• _Text section_

Segment Open

Sally Field & Joe Mantello star in The Glass Menagerie on Broadway.
Two-time Academy Award winner Sally Field and two-time Tony Award winner Joe Mantello star in Tennessee Williams' The Glass Menagerie on Broadway. Also starring Finn Wittrock and Madison Ferris. Tony winner Sam Gold directs.
The Glass Menagerie is the play that brought a brilliant young writer named Tennessee Williams to national attention when it premiered on Broadway in 1945. More than seventy years later, Williams' most personal work for the stage continues to captivate and overwhelm audiences around the world.
Sam Gold is the latest to pick up the next-to-nothing-is-more approach to Tennessee Williams. The American director's 'Glass Menagerie' opened Thursday at the Belasco Theatre, and it is pure Gold in every sense of the word. Has there ever been a barer stage on Broadway? The four actors enter from a side door on the orchestra level, with Sally Field pushing newcomer Madison Ferris in a wheelchair. What follows is one of the evening's many silent longueurs as Ferris, a woman with muscular dystrophy, negotiates the small staircase to the stage to take her place there. Occasionally, she walks by pushing her buttocks in the air and taking steps on her feet and hands. But for most of the production, this Laura sits on the floor or in the wheelchair. It's odd to begin a review by concentrating on an actor's physical challenges, but that first long ascent to the stage pretty much establishes Field's tortured Amanda Wingfield and, in essence, Gold's take on 'The Glass Menagerie.' It's a daring, masterful stroke, and one that redefines the Williams classic, and will influence every 'Menagerie' to come in the next few years.

Segment Closed

• _Recorded data_
Segment Open

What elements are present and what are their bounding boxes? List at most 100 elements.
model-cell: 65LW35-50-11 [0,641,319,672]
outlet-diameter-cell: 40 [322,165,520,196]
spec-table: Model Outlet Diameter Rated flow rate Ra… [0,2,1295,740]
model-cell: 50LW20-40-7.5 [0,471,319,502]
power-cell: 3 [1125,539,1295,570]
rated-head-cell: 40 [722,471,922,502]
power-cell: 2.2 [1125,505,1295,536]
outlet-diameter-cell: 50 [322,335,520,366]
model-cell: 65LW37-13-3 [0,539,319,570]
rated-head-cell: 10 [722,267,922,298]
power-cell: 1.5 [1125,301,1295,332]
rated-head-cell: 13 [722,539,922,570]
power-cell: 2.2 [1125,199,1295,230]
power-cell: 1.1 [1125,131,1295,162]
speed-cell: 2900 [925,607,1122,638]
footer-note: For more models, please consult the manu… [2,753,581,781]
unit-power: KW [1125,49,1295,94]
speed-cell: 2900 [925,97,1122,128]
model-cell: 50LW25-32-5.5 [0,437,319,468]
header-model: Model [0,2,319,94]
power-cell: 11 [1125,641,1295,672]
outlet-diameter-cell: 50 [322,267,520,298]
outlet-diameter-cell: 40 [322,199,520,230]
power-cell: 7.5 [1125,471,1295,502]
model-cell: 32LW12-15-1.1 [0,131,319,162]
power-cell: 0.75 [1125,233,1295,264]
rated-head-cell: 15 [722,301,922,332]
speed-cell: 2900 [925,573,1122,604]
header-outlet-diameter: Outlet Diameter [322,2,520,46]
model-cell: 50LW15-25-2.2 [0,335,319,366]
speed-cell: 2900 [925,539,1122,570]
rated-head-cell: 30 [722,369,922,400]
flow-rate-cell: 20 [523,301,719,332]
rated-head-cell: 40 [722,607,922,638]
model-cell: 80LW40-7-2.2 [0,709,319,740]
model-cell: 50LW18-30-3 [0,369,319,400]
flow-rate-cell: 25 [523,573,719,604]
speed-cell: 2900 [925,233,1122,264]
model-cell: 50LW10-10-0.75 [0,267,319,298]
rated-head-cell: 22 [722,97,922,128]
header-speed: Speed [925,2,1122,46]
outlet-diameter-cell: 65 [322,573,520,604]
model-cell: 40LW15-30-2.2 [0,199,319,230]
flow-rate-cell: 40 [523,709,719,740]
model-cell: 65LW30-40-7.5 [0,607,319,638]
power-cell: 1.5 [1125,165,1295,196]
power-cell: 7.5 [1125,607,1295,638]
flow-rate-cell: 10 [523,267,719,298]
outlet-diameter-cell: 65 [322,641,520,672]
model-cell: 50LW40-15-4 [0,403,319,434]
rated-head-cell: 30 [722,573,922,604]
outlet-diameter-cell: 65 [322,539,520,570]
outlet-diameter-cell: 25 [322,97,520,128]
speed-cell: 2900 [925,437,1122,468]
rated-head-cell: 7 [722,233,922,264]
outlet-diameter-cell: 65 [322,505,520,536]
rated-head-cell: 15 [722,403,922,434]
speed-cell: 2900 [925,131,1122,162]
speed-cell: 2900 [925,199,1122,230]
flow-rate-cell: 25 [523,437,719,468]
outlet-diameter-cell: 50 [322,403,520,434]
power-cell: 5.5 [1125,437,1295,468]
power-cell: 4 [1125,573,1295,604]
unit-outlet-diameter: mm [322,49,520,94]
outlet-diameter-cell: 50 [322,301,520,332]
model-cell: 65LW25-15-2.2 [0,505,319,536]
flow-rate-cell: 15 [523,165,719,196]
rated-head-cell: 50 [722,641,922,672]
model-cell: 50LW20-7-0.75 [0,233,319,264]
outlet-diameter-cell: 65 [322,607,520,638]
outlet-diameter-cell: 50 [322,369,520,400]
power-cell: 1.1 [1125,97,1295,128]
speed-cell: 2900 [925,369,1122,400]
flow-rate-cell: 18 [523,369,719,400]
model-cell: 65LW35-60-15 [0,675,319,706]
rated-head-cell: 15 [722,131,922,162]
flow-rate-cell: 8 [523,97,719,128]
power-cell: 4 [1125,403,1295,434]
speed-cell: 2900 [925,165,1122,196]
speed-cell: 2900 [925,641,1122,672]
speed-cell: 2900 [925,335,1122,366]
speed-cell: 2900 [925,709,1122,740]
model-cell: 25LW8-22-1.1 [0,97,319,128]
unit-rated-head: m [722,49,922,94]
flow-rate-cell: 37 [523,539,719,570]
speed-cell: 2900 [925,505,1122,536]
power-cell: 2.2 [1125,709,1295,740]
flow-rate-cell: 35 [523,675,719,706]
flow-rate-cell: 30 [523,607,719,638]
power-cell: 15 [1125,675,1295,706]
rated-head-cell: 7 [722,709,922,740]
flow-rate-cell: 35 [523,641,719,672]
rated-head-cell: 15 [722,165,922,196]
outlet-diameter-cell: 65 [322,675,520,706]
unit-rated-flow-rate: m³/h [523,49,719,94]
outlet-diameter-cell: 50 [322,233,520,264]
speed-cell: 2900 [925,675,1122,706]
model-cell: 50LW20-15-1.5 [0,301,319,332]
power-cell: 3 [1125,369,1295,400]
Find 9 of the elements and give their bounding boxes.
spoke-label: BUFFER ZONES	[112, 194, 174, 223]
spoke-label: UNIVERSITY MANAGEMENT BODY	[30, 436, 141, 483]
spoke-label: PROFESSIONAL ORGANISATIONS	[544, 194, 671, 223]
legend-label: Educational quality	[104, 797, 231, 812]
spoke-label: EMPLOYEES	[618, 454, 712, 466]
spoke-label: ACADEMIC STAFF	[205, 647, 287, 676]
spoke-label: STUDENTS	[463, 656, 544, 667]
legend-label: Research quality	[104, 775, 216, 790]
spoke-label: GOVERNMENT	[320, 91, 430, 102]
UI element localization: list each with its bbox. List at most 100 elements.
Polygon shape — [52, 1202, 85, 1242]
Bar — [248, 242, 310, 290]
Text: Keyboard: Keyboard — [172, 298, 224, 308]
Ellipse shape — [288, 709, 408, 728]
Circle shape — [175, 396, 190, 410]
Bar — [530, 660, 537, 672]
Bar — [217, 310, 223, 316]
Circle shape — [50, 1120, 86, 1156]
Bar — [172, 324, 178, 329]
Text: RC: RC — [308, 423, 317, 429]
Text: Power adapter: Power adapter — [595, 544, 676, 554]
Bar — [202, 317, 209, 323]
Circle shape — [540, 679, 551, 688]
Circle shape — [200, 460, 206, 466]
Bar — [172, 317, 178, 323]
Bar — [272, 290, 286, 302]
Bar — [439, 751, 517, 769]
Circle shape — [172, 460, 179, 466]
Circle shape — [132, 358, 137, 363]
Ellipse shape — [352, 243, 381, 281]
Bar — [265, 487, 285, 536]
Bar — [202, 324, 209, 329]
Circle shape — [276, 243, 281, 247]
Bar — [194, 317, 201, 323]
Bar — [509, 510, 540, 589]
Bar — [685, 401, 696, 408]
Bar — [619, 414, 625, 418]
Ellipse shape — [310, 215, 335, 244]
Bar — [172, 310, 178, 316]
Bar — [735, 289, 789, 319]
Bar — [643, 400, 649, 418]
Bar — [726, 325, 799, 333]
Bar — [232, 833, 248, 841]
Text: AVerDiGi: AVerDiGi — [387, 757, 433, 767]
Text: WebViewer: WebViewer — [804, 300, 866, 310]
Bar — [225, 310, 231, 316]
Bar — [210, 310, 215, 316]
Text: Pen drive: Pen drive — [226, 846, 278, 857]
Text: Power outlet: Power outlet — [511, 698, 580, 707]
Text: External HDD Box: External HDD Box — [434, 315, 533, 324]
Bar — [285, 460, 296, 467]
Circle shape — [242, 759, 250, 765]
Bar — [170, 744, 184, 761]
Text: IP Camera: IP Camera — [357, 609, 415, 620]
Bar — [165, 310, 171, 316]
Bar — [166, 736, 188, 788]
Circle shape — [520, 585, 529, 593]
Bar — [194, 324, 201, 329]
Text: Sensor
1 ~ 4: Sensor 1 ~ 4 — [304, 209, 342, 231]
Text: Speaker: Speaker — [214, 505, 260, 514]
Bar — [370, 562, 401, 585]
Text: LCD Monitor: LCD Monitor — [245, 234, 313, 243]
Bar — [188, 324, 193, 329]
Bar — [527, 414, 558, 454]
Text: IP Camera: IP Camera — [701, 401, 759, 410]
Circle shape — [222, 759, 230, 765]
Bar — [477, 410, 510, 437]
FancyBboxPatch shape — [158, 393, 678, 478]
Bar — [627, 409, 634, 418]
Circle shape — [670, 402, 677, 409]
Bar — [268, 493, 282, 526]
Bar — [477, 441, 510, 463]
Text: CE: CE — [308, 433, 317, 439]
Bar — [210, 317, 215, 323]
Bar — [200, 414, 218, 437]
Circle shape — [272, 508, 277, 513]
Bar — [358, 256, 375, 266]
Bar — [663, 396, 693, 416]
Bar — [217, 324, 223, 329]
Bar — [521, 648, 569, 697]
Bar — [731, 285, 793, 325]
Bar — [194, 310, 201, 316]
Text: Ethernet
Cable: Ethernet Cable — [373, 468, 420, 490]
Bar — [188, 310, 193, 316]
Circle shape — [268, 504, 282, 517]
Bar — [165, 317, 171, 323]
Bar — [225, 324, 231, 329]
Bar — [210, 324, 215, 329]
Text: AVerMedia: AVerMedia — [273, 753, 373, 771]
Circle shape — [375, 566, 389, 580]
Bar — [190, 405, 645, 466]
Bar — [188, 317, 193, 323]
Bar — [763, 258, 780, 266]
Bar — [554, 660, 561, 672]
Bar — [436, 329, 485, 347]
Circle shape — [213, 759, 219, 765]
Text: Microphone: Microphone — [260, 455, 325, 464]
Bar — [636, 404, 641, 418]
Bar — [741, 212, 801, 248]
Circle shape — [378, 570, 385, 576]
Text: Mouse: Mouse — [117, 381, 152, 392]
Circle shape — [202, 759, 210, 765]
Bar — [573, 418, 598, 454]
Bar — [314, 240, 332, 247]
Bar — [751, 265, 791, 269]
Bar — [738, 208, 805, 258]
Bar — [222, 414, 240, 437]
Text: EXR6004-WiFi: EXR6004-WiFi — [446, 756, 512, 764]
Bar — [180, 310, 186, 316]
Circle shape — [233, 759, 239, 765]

Segment Closed

• _Work to complete_
a – Reproduce word for word the passage of the Glass Menagerie text between "Sally Field &" and "Sam Gold directs.", inclusive.
b – Name every actor the Glass Menagerie text lists as starring in the Broadway production.
c – According to the Glass Menagerie text, at which theater did Sam Gold's production open?

• _Answers by task_
a –
Sally Field & Joe Mantello star in The Glass Menagerie on Broadway.
Two-time Academy Award winner Sally Field and two-time Tony Award winner Joe Mantello star in Tennessee Williams' The Glass Menagerie on Broadway. Also starring Finn Wittrock and Madison Ferris. Tony winner Sam Gold directs.

b – Sally Field, Joe Mantello, Finn Wittrock, Madison Ferris

c – The Belasco Theatre